Available records
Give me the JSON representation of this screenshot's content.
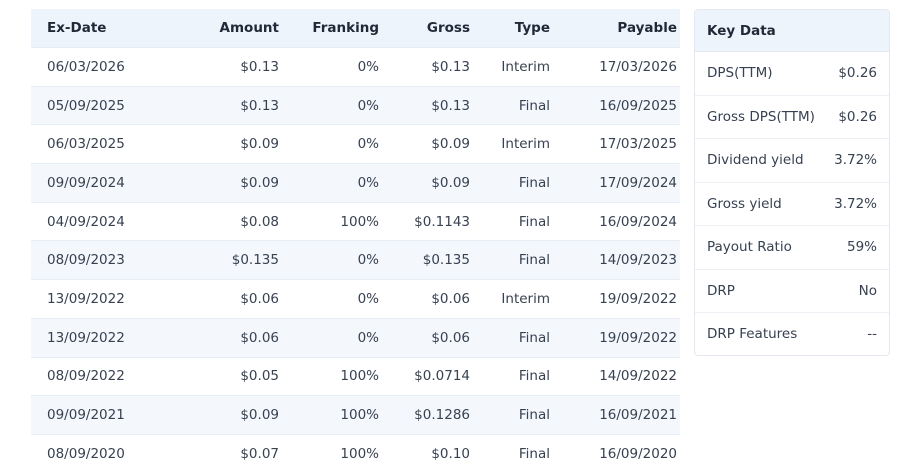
{
  "dividends": {
    "headers": {
      "ex_date": "Ex-Date",
      "amount": "Amount",
      "franking": "Franking",
      "gross": "Gross",
      "type": "Type",
      "payable": "Payable"
    },
    "rows": [
      {
        "ex_date": "06/03/2026",
        "amount": "$0.13",
        "franking": "0%",
        "gross": "$0.13",
        "type": "Interim",
        "payable": "17/03/2026"
      },
      {
        "ex_date": "05/09/2025",
        "amount": "$0.13",
        "franking": "0%",
        "gross": "$0.13",
        "type": "Final",
        "payable": "16/09/2025"
      },
      {
        "ex_date": "06/03/2025",
        "amount": "$0.09",
        "franking": "0%",
        "gross": "$0.09",
        "type": "Interim",
        "payable": "17/03/2025"
      },
      {
        "ex_date": "09/09/2024",
        "amount": "$0.09",
        "franking": "0%",
        "gross": "$0.09",
        "type": "Final",
        "payable": "17/09/2024"
      },
      {
        "ex_date": "04/09/2024",
        "amount": "$0.08",
        "franking": "100%",
        "gross": "$0.1143",
        "type": "Final",
        "payable": "16/09/2024"
      },
      {
        "ex_date": "08/09/2023",
        "amount": "$0.135",
        "franking": "0%",
        "gross": "$0.135",
        "type": "Final",
        "payable": "14/09/2023"
      },
      {
        "ex_date": "13/09/2022",
        "amount": "$0.06",
        "franking": "0%",
        "gross": "$0.06",
        "type": "Interim",
        "payable": "19/09/2022"
      },
      {
        "ex_date": "13/09/2022",
        "amount": "$0.06",
        "franking": "0%",
        "gross": "$0.06",
        "type": "Final",
        "payable": "19/09/2022"
      },
      {
        "ex_date": "08/09/2022",
        "amount": "$0.05",
        "franking": "100%",
        "gross": "$0.0714",
        "type": "Final",
        "payable": "14/09/2022"
      },
      {
        "ex_date": "09/09/2021",
        "amount": "$0.09",
        "franking": "100%",
        "gross": "$0.1286",
        "type": "Final",
        "payable": "16/09/2021"
      },
      {
        "ex_date": "08/09/2020",
        "amount": "$0.07",
        "franking": "100%",
        "gross": "$0.10",
        "type": "Final",
        "payable": "16/09/2020"
      }
    ]
  },
  "key_data": {
    "title": "Key Data",
    "items": [
      {
        "label": "DPS(TTM)",
        "value": "$0.26"
      },
      {
        "label": "Gross DPS(TTM)",
        "value": "$0.26"
      },
      {
        "label": "Dividend yield",
        "value": "3.72%"
      },
      {
        "label": "Gross yield",
        "value": "3.72%"
      },
      {
        "label": "Payout Ratio",
        "value": "59%"
      },
      {
        "label": "DRP",
        "value": "No"
      },
      {
        "label": "DRP Features",
        "value": "--"
      }
    ]
  }
}
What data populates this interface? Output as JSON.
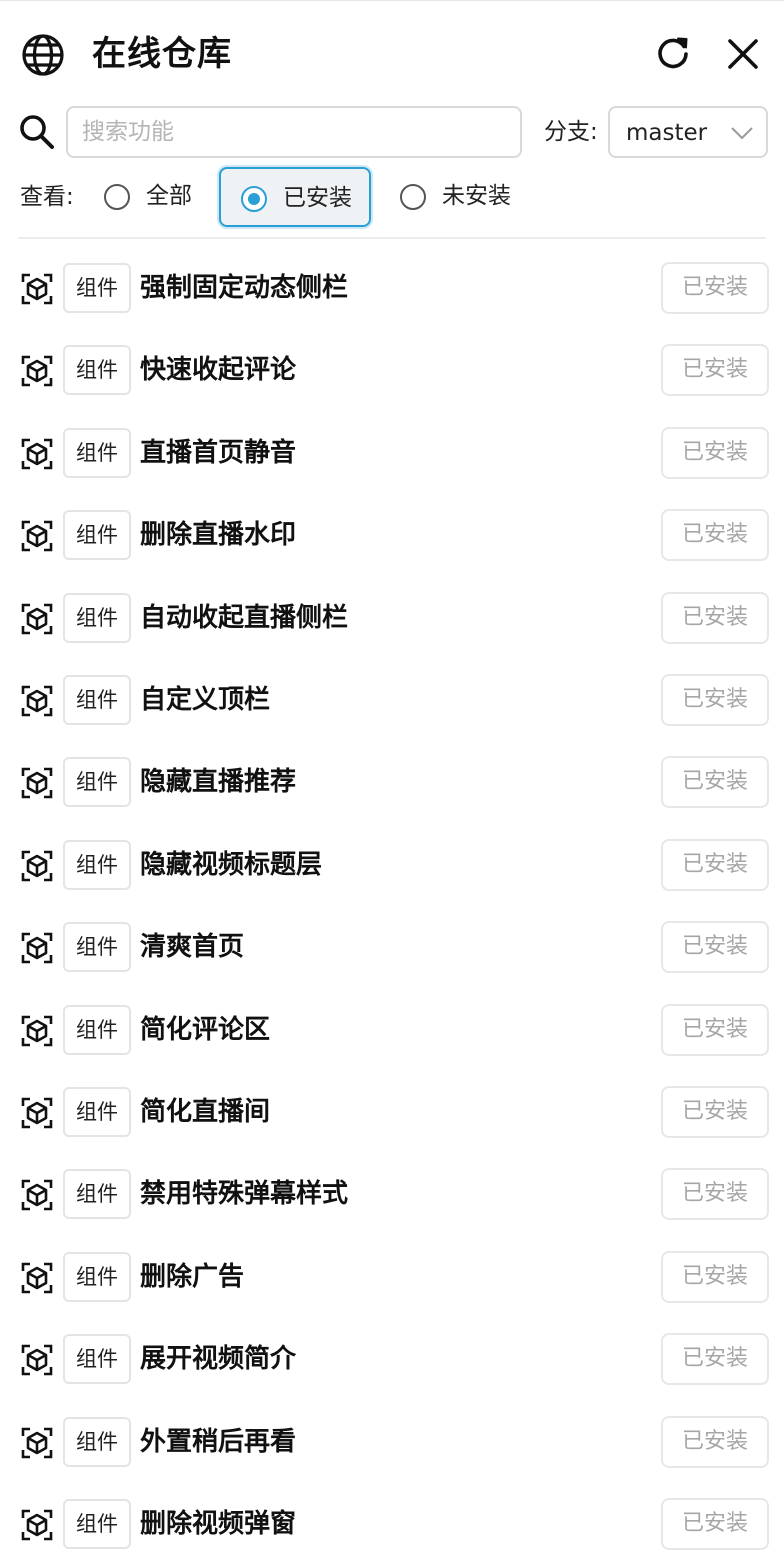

Stated goal
Print every record above exactly as written, leaving out the pictures.

Exercise solution
Give me the JSON representation of this screenshot's content.
{
  "dividends": {
    "headers": {
      "ex_date": "Ex-Date",
      "amount": "Amount",
      "franking": "Franking",
      "gross": "Gross",
      "type": "Type",
      "payable": "Payable"
    },
    "rows": [
      {
        "ex_date": "06/03/2026",
        "amount": "$0.13",
        "franking": "0%",
        "gross": "$0.13",
        "type": "Interim",
        "payable": "17/03/2026"
      },
      {
        "ex_date": "05/09/2025",
        "amount": "$0.13",
        "franking": "0%",
        "gross": "$0.13",
        "type": "Final",
        "payable": "16/09/2025"
      },
      {
        "ex_date": "06/03/2025",
        "amount": "$0.09",
        "franking": "0%",
        "gross": "$0.09",
        "type": "Interim",
        "payable": "17/03/2025"
      },
      {
        "ex_date": "09/09/2024",
        "amount": "$0.09",
        "franking": "0%",
        "gross": "$0.09",
        "type": "Final",
        "payable": "17/09/2024"
      },
      {
        "ex_date": "04/09/2024",
        "amount": "$0.08",
        "franking": "100%",
        "gross": "$0.1143",
        "type": "Final",
        "payable": "16/09/2024"
      },
      {
        "ex_date": "08/09/2023",
        "amount": "$0.135",
        "franking": "0%",
        "gross": "$0.135",
        "type": "Final",
        "payable": "14/09/2023"
      },
      {
        "ex_date": "13/09/2022",
        "amount": "$0.06",
        "franking": "0%",
        "gross": "$0.06",
        "type": "Interim",
        "payable": "19/09/2022"
      },
      {
        "ex_date": "13/09/2022",
        "amount": "$0.06",
        "franking": "0%",
        "gross": "$0.06",
        "type": "Final",
        "payable": "19/09/2022"
      },
      {
        "ex_date": "08/09/2022",
        "amount": "$0.05",
        "franking": "100%",
        "gross": "$0.0714",
        "type": "Final",
        "payable": "14/09/2022"
      },
      {
        "ex_date": "09/09/2021",
        "amount": "$0.09",
        "franking": "100%",
        "gross": "$0.1286",
        "type": "Final",
        "payable": "16/09/2021"
      },
      {
        "ex_date": "08/09/2020",
        "amount": "$0.07",
        "franking": "100%",
        "gross": "$0.10",
        "type": "Final",
        "payable": "16/09/2020"
      }
    ]
  },
  "key_data": {
    "title": "Key Data",
    "items": [
      {
        "label": "DPS(TTM)",
        "value": "$0.26"
      },
      {
        "label": "Gross DPS(TTM)",
        "value": "$0.26"
      },
      {
        "label": "Dividend yield",
        "value": "3.72%"
      },
      {
        "label": "Gross yield",
        "value": "3.72%"
      },
      {
        "label": "Payout Ratio",
        "value": "59%"
      },
      {
        "label": "DRP",
        "value": "No"
      },
      {
        "label": "DRP Features",
        "value": "--"
      }
    ]
  }
}
What data populates this interface? Output as JSON.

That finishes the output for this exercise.